=== Instructions to follow ===
Substitute "row-link" for "row-action-link" in the items from the first line through the line containing "help-icon[interactable] [628, 418, 639, 430]", inclusive, leaving everything else unchanged, and return only those lines.

[Layout annotation items]

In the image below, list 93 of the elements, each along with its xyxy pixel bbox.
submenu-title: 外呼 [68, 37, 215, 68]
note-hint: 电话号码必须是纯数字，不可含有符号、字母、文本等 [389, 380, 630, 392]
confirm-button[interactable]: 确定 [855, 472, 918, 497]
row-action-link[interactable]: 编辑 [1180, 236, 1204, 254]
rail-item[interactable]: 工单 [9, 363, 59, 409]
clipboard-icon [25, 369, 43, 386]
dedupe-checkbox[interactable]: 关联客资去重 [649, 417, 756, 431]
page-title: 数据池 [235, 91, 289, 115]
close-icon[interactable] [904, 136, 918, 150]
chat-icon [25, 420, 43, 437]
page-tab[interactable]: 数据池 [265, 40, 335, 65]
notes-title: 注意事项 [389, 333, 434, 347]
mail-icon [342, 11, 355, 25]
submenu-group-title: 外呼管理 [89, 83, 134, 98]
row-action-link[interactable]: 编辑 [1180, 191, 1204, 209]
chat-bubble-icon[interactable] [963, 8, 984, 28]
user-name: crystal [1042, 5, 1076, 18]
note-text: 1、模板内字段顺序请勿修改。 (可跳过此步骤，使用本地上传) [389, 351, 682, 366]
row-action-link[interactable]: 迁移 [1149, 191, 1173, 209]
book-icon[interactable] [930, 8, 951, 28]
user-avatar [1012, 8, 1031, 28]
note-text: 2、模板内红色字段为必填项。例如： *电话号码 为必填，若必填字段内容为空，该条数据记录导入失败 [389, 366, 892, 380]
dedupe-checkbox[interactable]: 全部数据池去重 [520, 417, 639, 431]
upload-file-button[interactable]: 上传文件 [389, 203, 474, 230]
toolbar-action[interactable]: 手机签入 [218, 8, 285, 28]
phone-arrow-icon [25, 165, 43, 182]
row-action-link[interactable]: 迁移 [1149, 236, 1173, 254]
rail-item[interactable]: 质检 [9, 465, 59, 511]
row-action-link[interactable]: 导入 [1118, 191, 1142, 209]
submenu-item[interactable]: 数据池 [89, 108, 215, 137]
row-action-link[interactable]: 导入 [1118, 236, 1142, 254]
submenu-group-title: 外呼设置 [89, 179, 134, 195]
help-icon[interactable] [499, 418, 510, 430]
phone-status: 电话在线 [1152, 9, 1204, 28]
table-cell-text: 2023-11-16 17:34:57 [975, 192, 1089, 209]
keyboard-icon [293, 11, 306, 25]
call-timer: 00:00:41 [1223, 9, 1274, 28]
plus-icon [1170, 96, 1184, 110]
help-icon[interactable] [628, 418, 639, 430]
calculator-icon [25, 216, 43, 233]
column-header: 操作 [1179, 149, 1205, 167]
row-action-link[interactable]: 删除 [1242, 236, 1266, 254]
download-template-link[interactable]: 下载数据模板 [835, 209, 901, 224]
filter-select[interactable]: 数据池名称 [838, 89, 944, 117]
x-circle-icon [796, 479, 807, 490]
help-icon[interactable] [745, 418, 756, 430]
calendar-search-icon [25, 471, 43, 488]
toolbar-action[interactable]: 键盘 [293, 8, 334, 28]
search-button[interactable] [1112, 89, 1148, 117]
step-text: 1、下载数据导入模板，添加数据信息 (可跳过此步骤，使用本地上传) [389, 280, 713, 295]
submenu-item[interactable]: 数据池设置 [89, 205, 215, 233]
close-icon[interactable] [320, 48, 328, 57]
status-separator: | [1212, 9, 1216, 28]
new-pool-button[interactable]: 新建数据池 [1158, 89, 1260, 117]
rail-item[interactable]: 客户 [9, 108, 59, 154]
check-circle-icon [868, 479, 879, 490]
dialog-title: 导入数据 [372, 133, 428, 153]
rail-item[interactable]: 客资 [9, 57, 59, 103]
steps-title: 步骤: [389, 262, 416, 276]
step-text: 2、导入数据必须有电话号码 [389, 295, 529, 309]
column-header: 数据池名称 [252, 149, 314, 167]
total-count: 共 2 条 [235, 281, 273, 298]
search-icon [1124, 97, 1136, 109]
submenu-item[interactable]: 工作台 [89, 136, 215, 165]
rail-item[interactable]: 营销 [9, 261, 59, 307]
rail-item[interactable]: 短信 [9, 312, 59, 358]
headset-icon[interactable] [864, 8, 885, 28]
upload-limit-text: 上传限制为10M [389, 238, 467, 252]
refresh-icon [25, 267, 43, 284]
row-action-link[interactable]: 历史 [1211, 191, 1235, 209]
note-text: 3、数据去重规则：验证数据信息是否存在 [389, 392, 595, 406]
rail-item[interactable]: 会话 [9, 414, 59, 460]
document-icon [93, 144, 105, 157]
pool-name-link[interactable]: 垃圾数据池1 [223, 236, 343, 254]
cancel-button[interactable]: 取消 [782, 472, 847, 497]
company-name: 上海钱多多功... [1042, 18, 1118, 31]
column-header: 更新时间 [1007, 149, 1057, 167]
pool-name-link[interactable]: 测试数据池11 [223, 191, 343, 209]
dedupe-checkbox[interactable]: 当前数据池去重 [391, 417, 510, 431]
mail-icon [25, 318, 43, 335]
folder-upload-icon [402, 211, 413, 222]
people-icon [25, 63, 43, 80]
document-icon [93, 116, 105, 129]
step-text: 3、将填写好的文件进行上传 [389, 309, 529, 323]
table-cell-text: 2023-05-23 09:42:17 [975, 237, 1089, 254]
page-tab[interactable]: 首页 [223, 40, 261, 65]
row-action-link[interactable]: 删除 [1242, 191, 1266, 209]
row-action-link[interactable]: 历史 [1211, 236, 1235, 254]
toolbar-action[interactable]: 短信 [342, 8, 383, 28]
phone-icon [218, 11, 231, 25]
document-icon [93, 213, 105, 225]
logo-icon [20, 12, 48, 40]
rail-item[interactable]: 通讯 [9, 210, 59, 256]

=== Task response ===
In the image below, list 93 of the elements, each along with its xyxy pixel bbox.
submenu-title: 外呼 [68, 37, 215, 68]
note-hint: 电话号码必须是纯数字，不可含有符号、字母、文本等 [389, 380, 630, 392]
confirm-button[interactable]: 确定 [855, 472, 918, 497]
row-link[interactable]: 编辑 [1180, 236, 1204, 254]
rail-item[interactable]: 工单 [9, 363, 59, 409]
clipboard-icon [25, 369, 43, 386]
dedupe-checkbox[interactable]: 关联客资去重 [649, 417, 756, 431]
page-title: 数据池 [235, 91, 289, 115]
close-icon[interactable] [904, 136, 918, 150]
chat-icon [25, 420, 43, 437]
page-tab[interactable]: 数据池 [265, 40, 335, 65]
notes-title: 注意事项 [389, 333, 434, 347]
mail-icon [342, 11, 355, 25]
submenu-group-title: 外呼管理 [89, 83, 134, 98]
row-link[interactable]: 编辑 [1180, 191, 1204, 209]
chat-bubble-icon[interactable] [963, 8, 984, 28]
user-name: crystal [1042, 5, 1076, 18]
note-text: 1、模板内字段顺序请勿修改。 (可跳过此步骤，使用本地上传) [389, 351, 682, 366]
row-link[interactable]: 迁移 [1149, 191, 1173, 209]
book-icon[interactable] [930, 8, 951, 28]
user-avatar [1012, 8, 1031, 28]
note-text: 2、模板内红色字段为必填项。例如： *电话号码 为必填，若必填字段内容为空，该条数据记录导入失败 [389, 366, 892, 380]
dedupe-checkbox[interactable]: 全部数据池去重 [520, 417, 639, 431]
upload-file-button[interactable]: 上传文件 [389, 203, 474, 230]
toolbar-action[interactable]: 手机签入 [218, 8, 285, 28]
phone-arrow-icon [25, 165, 43, 182]
row-link[interactable]: 迁移 [1149, 236, 1173, 254]
rail-item[interactable]: 质检 [9, 465, 59, 511]
row-link[interactable]: 导入 [1118, 191, 1142, 209]
submenu-item[interactable]: 数据池 [89, 108, 215, 137]
row-link[interactable]: 导入 [1118, 236, 1142, 254]
submenu-group-title: 外呼设置 [89, 179, 134, 195]
help-icon[interactable] [499, 418, 510, 430]
phone-status: 电话在线 [1152, 9, 1204, 28]
table-cell-text: 2023-11-16 17:34:57 [975, 192, 1089, 209]
keyboard-icon [293, 11, 306, 25]
call-timer: 00:00:41 [1223, 9, 1274, 28]
plus-icon [1170, 96, 1184, 110]
help-icon[interactable] [628, 418, 639, 430]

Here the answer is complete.